Dataset excerpts:
#####

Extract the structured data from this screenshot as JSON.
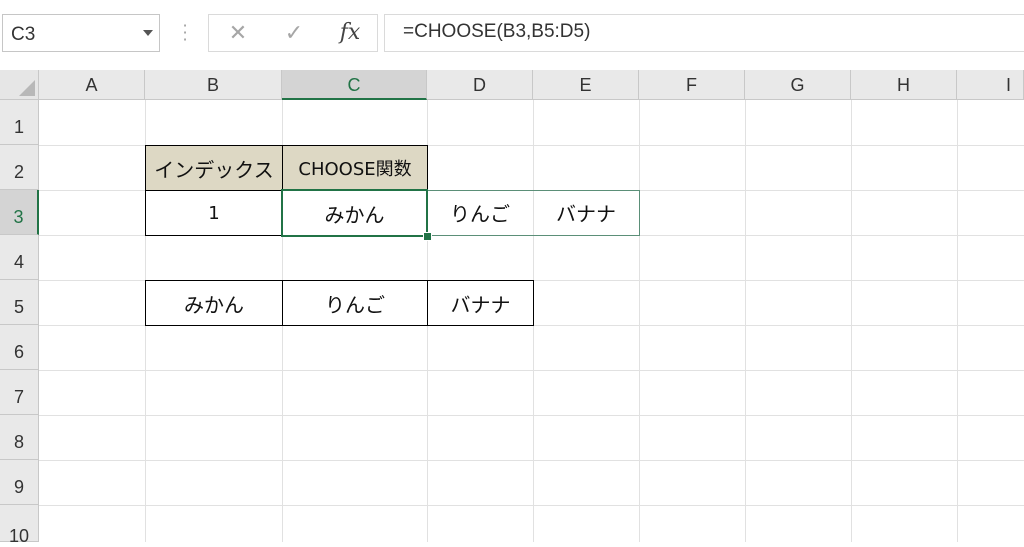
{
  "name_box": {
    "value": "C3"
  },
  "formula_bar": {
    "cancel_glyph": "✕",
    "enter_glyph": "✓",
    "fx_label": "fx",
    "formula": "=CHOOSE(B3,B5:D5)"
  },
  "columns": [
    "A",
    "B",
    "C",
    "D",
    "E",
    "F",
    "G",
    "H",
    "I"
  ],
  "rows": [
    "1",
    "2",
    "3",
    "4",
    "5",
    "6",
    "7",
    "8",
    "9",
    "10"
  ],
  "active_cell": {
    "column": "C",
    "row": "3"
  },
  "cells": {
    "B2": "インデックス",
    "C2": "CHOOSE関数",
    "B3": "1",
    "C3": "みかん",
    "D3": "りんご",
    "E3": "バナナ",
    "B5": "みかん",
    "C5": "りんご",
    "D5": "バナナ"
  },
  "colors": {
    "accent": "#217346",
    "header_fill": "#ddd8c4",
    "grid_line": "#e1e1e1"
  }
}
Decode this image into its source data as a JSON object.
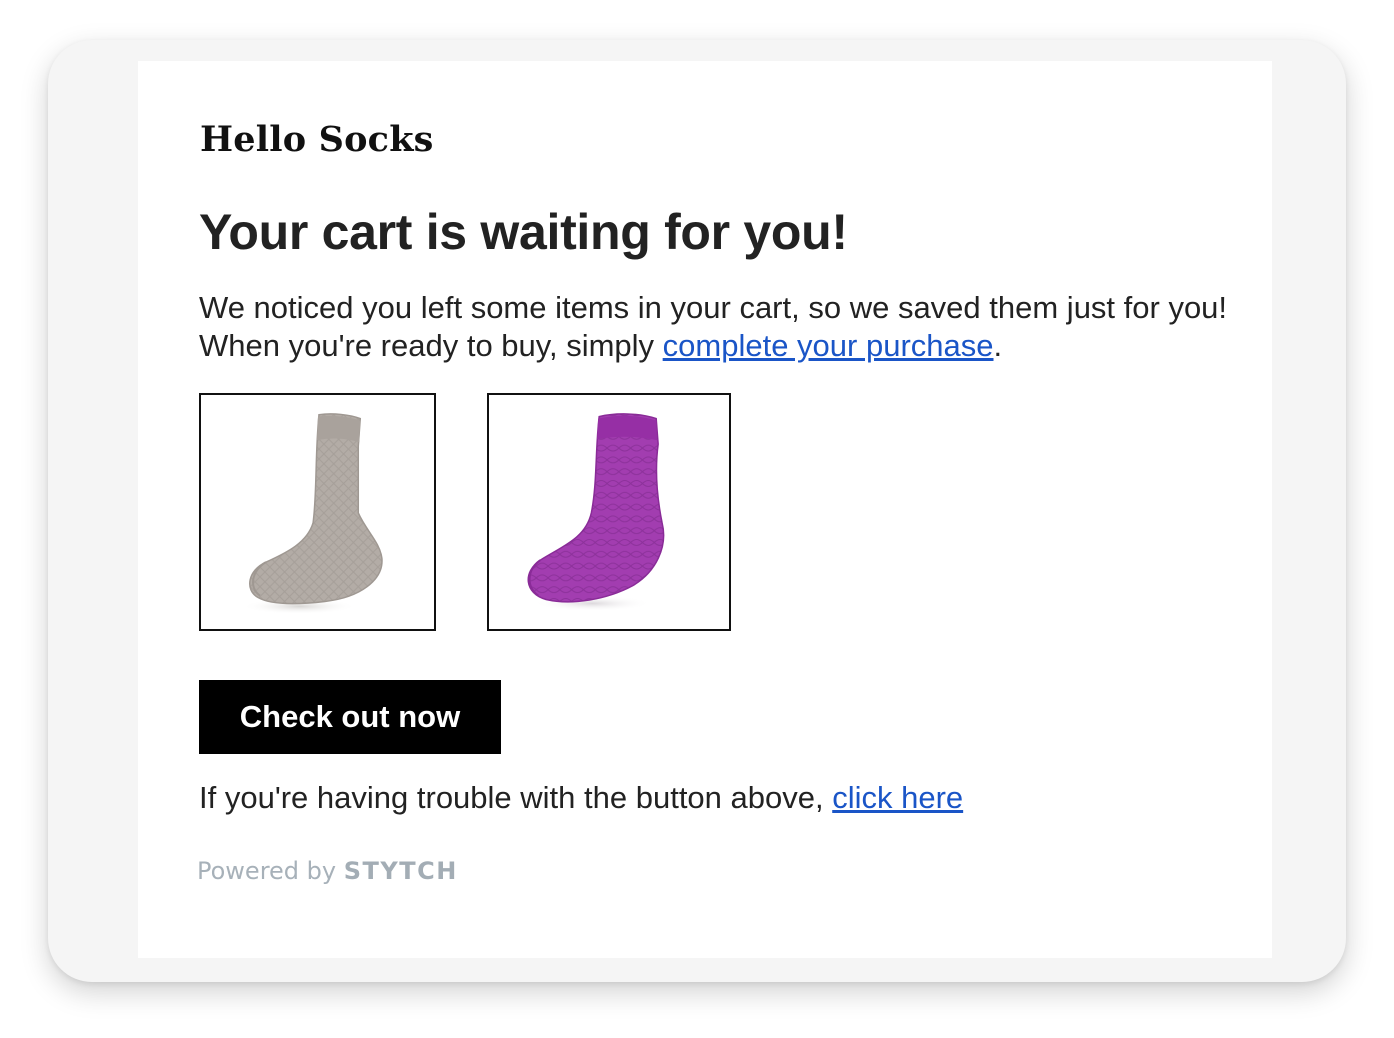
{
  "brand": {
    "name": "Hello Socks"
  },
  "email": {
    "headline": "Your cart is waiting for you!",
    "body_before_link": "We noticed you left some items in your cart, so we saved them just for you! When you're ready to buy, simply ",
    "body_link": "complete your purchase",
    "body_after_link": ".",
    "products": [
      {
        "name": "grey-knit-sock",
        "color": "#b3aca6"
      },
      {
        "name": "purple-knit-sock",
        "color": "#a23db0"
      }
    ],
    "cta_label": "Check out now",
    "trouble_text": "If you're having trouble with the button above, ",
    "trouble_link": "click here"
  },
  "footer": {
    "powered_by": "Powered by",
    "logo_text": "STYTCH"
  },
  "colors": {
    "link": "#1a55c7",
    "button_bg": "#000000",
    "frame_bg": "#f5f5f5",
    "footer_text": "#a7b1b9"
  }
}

#####

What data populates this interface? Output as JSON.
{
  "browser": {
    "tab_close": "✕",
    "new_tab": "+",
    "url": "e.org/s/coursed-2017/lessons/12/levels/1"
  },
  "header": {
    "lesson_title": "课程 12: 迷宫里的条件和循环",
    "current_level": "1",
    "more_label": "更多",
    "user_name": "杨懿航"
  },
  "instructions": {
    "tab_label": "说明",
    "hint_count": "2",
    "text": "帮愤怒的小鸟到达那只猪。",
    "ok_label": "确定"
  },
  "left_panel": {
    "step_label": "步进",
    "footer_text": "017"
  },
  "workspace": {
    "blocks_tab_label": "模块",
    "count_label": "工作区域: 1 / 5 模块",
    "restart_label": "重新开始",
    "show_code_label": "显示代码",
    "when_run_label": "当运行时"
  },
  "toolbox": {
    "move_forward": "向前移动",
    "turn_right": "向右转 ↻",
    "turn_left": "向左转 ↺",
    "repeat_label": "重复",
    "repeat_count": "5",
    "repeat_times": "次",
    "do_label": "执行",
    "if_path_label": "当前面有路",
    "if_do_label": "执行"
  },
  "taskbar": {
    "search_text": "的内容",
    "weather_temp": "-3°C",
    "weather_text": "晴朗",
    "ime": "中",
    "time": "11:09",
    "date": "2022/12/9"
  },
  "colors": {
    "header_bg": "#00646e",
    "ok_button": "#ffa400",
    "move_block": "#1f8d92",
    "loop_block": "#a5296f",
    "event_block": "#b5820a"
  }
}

#####

**Directions:** Report how many lines contain "JSON". Give nothing but the number.

**Problem solution:** 3